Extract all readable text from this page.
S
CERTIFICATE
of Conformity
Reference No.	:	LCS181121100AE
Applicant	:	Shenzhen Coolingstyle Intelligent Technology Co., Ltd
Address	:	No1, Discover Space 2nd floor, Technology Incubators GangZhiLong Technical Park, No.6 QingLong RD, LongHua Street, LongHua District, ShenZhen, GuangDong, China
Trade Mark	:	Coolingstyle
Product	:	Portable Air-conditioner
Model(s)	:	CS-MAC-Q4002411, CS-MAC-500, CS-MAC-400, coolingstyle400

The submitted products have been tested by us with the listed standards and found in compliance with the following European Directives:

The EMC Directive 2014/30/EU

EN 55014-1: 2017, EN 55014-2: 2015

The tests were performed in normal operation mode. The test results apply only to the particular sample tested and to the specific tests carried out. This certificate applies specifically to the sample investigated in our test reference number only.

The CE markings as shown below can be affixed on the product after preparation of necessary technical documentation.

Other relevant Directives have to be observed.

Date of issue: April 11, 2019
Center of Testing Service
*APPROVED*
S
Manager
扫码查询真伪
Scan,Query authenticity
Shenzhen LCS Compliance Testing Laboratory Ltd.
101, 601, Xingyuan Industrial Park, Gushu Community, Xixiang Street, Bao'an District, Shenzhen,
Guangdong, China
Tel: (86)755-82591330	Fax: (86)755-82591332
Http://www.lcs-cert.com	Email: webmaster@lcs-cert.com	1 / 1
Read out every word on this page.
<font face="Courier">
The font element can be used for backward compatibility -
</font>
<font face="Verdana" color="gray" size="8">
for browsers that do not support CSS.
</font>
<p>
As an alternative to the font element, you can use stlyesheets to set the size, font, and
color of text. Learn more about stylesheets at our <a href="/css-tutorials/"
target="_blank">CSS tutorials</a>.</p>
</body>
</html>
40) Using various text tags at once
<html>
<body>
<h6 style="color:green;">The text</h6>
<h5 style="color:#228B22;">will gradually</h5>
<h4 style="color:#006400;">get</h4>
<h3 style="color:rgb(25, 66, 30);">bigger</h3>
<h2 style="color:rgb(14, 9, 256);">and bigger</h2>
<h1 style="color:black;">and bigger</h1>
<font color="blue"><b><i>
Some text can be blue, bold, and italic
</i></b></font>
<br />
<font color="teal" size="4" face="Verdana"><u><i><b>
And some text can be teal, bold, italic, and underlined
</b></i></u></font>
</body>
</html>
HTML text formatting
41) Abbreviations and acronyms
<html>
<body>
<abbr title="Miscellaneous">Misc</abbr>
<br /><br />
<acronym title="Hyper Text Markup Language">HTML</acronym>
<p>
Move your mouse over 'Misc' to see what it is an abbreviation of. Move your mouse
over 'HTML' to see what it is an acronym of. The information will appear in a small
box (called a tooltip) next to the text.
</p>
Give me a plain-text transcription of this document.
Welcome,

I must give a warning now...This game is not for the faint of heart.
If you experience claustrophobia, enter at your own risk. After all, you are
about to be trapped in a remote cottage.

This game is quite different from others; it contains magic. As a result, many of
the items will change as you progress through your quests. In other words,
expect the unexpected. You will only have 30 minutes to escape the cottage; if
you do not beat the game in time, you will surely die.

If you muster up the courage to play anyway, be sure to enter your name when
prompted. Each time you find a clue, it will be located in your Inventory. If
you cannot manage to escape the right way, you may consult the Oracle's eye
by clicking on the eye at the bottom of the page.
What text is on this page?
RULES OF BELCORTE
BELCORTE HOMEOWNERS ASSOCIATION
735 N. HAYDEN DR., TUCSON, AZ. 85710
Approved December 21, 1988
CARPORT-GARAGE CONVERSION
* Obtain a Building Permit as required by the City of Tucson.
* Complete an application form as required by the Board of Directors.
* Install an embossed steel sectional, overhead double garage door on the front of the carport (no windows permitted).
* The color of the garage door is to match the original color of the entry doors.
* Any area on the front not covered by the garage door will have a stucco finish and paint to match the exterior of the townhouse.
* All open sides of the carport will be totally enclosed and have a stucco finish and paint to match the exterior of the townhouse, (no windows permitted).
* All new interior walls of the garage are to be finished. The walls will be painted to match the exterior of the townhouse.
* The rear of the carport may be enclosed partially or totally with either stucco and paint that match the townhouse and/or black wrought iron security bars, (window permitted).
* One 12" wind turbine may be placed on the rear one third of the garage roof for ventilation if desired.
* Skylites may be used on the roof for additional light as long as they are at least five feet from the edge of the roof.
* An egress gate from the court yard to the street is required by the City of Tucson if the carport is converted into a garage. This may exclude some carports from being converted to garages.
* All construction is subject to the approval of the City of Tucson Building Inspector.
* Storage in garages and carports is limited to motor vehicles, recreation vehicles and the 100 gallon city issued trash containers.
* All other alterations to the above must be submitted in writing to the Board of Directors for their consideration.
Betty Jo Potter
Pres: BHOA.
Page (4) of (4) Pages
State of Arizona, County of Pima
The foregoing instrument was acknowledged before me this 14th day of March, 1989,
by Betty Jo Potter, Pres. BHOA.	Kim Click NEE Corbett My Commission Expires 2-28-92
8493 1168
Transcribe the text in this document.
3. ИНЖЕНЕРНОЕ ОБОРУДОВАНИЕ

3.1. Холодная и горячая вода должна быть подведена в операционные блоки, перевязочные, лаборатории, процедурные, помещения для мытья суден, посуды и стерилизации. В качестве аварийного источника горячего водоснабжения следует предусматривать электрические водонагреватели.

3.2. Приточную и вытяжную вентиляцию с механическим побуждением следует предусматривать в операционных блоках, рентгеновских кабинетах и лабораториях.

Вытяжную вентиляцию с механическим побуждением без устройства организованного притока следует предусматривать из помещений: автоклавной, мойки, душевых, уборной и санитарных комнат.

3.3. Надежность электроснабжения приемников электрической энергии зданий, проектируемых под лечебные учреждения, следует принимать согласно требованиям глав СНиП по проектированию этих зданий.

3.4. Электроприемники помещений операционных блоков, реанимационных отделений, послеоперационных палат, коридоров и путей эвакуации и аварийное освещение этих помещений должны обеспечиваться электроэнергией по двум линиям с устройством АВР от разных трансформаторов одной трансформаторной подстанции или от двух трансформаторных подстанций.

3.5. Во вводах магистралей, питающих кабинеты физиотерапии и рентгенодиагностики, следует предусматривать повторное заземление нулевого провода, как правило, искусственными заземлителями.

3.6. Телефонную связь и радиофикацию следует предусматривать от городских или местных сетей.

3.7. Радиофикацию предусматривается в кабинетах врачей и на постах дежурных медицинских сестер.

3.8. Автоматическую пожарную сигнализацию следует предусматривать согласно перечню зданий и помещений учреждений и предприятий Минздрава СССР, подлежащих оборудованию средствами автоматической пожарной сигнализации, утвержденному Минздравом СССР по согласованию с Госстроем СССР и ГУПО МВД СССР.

----

Short problem:
Copy whichever lines in the listing above contain the word "China".

Result:
Address	:	No1, Discover Space 2nd floor, Technology Incubators GangZhiLong Technical Park, No.6 QingLong RD, LongHua Street, LongHua District, ShenZhen, GuangDong, China
Guangdong, China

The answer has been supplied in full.